* [Required task]: Show all lines holding "title".

* [Exercise data]:
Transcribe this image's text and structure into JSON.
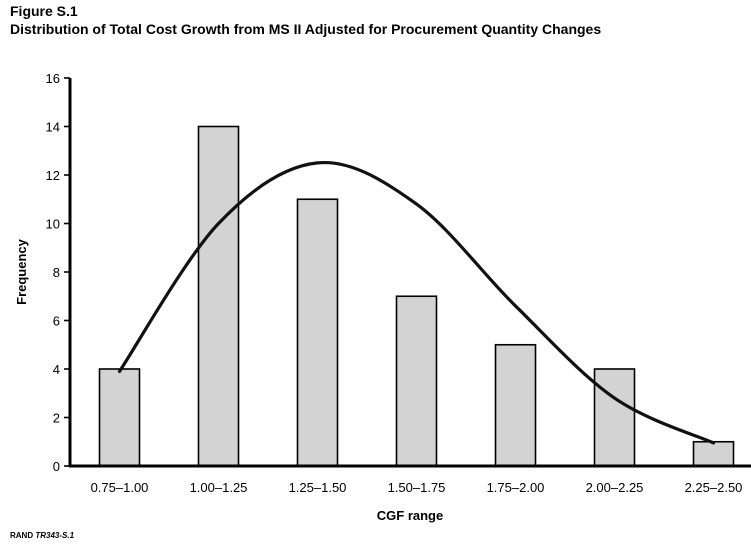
{
  "figure": {
    "label": "Figure S.1",
    "title": "Distribution of Total Cost Growth from MS II Adjusted for Procurement Quantity Changes"
  },
  "credit": {
    "org": "RAND",
    "id": "TR343-S.1"
  },
  "chart_data": {
    "type": "bar",
    "title": "Distribution of Total Cost Growth from MS II Adjusted for Procurement Quantity Changes",
    "xlabel": "CGF range",
    "ylabel": "Frequency",
    "categories": [
      "0.75–1.00",
      "1.00–1.25",
      "1.25–1.50",
      "1.50–1.75",
      "1.75–2.00",
      "2.00–2.25",
      "2.25–2.50"
    ],
    "values": [
      4,
      14,
      11,
      7,
      5,
      4,
      1
    ],
    "ylim": [
      0,
      16
    ],
    "yticks": [
      0,
      2,
      4,
      6,
      8,
      10,
      12,
      14,
      16
    ],
    "grid": false,
    "legend": "none",
    "bar_color": "#d3d3d3",
    "curve": {
      "type": "line",
      "description_points": [
        {
          "x": "0.75–1.00",
          "y": 3.9
        },
        {
          "x": "1.00–1.25",
          "y": 10.0
        },
        {
          "x": "1.25–1.50",
          "y": 12.5
        },
        {
          "x": "1.50–1.75",
          "y": 10.8
        },
        {
          "x": "1.75–2.00",
          "y": 6.6
        },
        {
          "x": "2.00–2.25",
          "y": 2.8
        },
        {
          "x": "2.25–2.50",
          "y": 0.95
        }
      ]
    }
  }
}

* [Exercise answer]:
    "title": "Distribution of Total Cost Growth from MS II Adjusted for Procurement Quantity Changes"
    "title": "Distribution of Total Cost Growth from MS II Adjusted for Procurement Quantity Changes",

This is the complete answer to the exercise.